List every line below containing "Support".

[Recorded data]
————
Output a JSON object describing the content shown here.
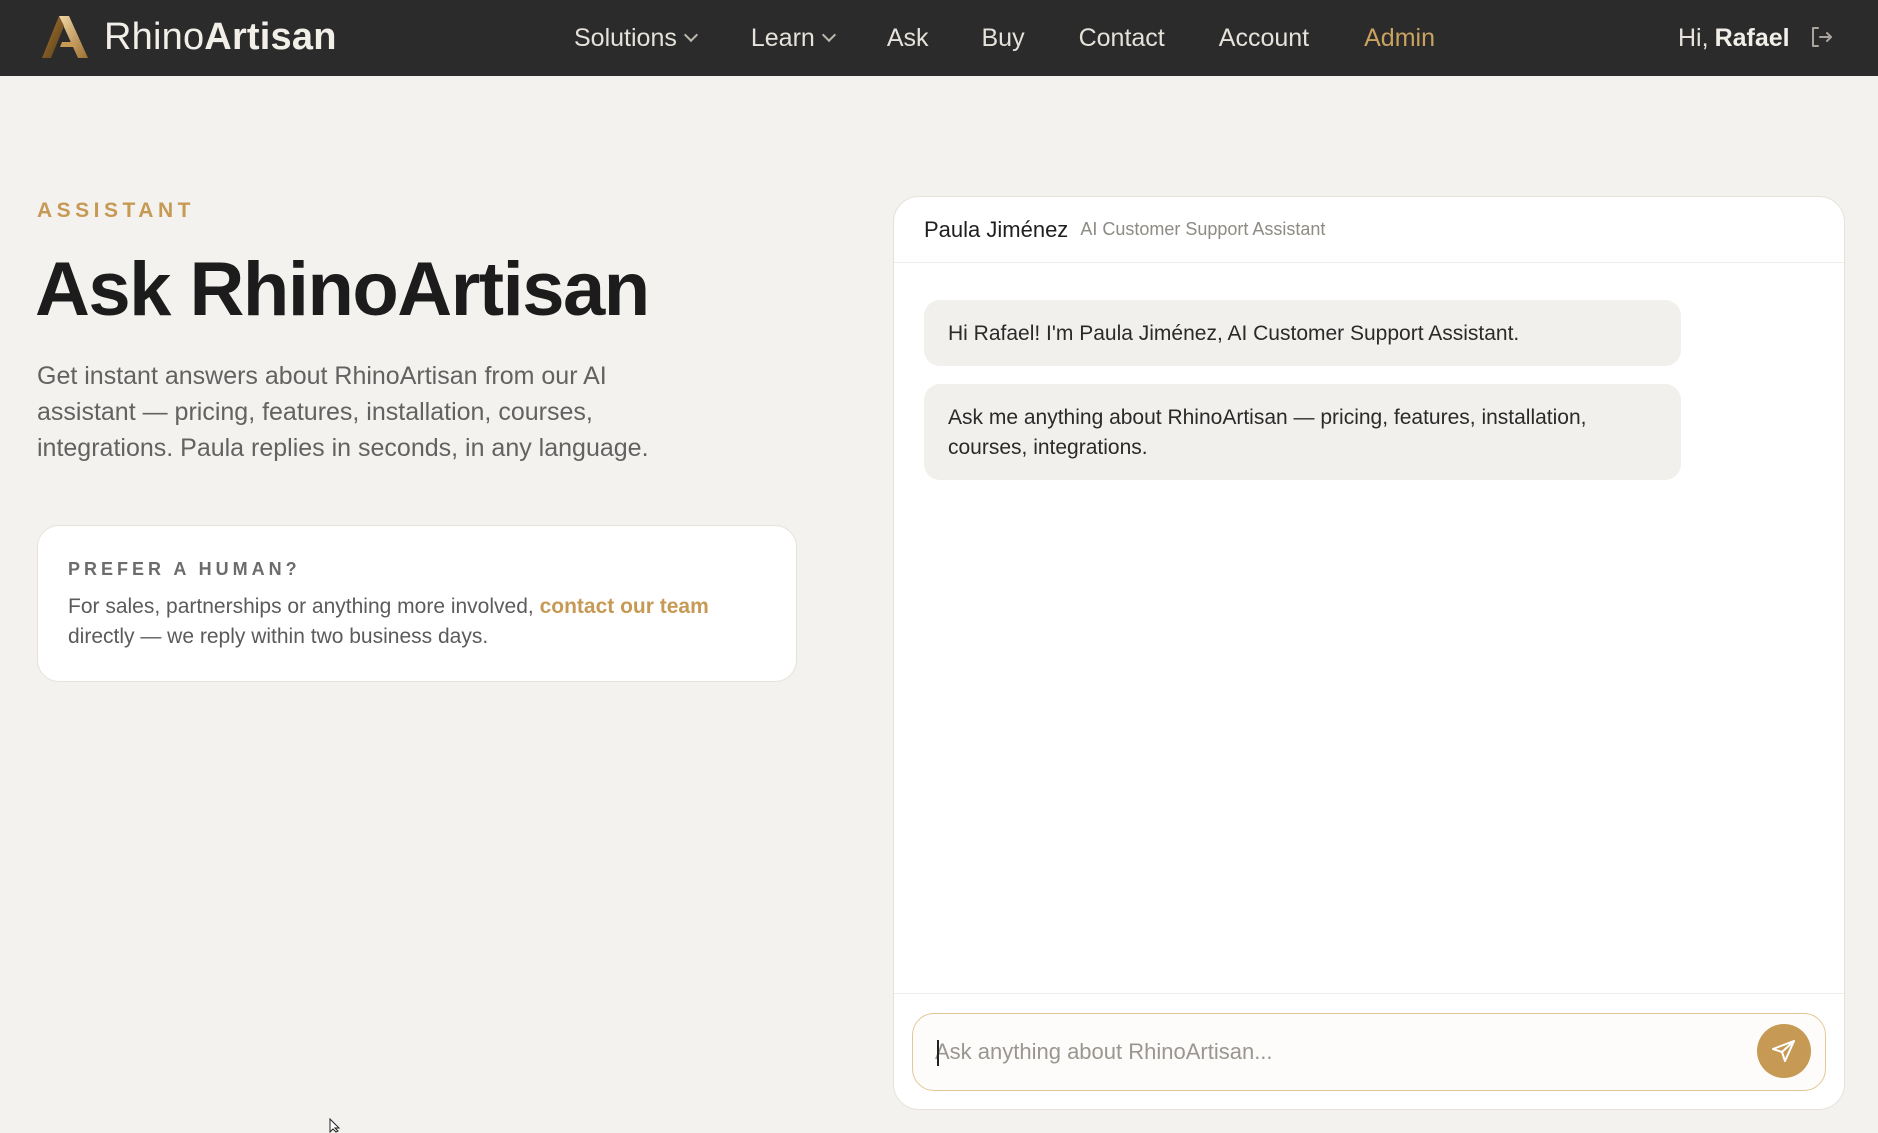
{
  "nav": {
    "logo_prefix": "Rhino",
    "logo_suffix": "Artisan",
    "items": [
      {
        "label": "Solutions",
        "has_dropdown": true
      },
      {
        "label": "Learn",
        "has_dropdown": true
      },
      {
        "label": "Ask"
      },
      {
        "label": "Buy"
      },
      {
        "label": "Contact"
      },
      {
        "label": "Account"
      },
      {
        "label": "Admin",
        "active": true
      }
    ],
    "greeting_prefix": "Hi,",
    "user_name": "Rafael",
    "logout_icon": "logout-icon"
  },
  "hero": {
    "eyebrow": "ASSISTANT",
    "title": "Ask RhinoArtisan",
    "lead": "Get instant answers about RhinoArtisan from our AI assistant — pricing, features, installation, courses, integrations. Paula replies in seconds, in any language."
  },
  "human_card": {
    "eyebrow": "PREFER A HUMAN?",
    "text_before": "For sales, partnerships or anything more involved, ",
    "link_text": "contact our team",
    "text_after": " directly — we reply within two business days."
  },
  "chat": {
    "agent_name": "Paula Jiménez",
    "agent_role": "AI Customer Support Assistant",
    "messages": [
      {
        "text": "Hi Rafael! I'm Paula Jiménez, AI Customer Support Assistant."
      },
      {
        "text": "Ask me anything about RhinoArtisan — pricing, features, installation, courses, integrations."
      }
    ],
    "input_placeholder": "Ask anything about RhinoArtisan...",
    "input_value": "",
    "send_icon": "send-icon"
  },
  "colors": {
    "nav_bg": "#2b2b2b",
    "page_bg": "#f4f2ee",
    "accent": "#c69a55",
    "bubble_bg": "#f2f0ec"
  }
}
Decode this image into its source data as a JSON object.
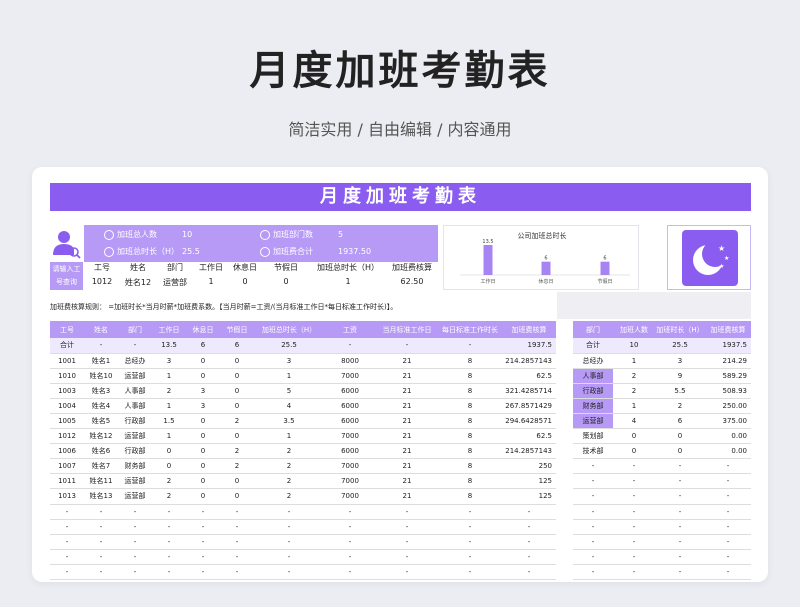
————
[FINAL RESULT]
    "agent_role": "AI Customer Support Assistant",
        "text": "Hi Rafael! I'm Paula Jiménez, AI Customer Support Assistant."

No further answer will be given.